Given problem: In the entries below, count each line holding the word "screenshot". Answer with the total alone.

+ + + +

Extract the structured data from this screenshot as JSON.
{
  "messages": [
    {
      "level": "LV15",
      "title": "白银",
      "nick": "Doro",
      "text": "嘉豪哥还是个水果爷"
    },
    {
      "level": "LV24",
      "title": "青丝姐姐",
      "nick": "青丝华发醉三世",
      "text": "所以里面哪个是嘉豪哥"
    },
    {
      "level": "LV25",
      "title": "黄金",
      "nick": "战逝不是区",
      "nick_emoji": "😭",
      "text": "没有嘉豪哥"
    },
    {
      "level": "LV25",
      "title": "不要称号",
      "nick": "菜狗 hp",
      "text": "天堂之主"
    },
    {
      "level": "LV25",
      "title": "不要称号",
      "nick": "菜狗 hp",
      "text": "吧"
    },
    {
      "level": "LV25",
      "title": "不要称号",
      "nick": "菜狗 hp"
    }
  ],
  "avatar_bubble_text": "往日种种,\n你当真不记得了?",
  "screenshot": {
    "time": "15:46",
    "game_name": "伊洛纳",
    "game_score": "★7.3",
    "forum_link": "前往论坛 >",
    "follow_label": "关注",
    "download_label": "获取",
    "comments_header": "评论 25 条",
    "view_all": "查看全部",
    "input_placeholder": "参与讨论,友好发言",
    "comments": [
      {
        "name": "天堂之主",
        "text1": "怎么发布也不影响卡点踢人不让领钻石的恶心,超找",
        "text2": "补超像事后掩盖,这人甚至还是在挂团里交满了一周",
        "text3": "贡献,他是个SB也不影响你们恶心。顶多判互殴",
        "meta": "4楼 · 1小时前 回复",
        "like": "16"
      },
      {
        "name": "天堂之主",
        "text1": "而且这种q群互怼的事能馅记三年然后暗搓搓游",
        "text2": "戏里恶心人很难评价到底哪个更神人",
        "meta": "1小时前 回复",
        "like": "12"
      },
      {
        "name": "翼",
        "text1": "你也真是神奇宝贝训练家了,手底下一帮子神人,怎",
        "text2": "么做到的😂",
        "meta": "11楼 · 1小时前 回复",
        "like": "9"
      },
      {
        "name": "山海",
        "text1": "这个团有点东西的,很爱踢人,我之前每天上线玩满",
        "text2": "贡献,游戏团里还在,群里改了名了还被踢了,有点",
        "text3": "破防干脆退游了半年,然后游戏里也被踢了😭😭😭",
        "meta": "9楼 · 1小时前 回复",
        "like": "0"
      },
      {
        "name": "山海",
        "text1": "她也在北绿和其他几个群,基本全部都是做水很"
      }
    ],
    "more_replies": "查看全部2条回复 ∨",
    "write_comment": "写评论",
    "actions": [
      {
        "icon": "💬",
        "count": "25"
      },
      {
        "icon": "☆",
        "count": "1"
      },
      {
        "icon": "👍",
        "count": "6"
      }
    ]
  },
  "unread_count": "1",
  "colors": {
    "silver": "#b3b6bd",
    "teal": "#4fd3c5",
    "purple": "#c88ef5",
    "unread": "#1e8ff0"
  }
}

+ + + +

Complete answer: 2